* [Problem description]:
Extract and list every line that contains the word "this".
···
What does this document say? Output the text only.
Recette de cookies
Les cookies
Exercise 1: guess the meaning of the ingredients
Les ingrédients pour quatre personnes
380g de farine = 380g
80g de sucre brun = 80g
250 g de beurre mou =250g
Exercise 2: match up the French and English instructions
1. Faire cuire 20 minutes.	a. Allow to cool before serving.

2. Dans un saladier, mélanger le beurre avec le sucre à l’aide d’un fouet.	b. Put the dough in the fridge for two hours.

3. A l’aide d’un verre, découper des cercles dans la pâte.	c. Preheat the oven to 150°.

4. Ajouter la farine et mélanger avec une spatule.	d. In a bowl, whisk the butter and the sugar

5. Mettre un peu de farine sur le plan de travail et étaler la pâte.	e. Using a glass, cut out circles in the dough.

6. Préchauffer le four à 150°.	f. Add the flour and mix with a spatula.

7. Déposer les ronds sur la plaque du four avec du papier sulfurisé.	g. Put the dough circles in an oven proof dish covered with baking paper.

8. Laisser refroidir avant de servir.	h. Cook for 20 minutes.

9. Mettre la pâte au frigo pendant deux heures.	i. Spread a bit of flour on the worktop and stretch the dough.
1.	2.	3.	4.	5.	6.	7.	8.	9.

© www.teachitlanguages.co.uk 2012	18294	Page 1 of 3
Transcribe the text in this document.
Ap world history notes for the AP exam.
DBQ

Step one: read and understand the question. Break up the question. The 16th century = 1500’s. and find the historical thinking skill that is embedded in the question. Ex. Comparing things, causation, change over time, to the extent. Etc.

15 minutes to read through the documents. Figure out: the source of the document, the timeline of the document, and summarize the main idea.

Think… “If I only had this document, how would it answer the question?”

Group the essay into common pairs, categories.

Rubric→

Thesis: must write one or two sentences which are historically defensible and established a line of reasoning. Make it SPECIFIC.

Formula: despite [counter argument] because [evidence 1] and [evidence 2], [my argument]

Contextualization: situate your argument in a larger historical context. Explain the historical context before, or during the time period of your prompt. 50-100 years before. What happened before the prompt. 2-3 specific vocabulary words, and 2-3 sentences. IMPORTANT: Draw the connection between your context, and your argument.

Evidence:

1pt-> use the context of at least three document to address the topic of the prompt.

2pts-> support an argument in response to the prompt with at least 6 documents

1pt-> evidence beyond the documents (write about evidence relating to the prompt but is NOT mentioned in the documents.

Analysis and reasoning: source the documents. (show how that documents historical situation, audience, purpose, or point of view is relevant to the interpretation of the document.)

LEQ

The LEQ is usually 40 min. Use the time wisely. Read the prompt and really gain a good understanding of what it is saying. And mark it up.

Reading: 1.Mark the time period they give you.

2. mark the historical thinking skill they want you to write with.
···
* [Correct response]:
What does this document say? Output the text only.
Transcribe the text in this document.
Think… “If I only had this document, how would it answer the question?”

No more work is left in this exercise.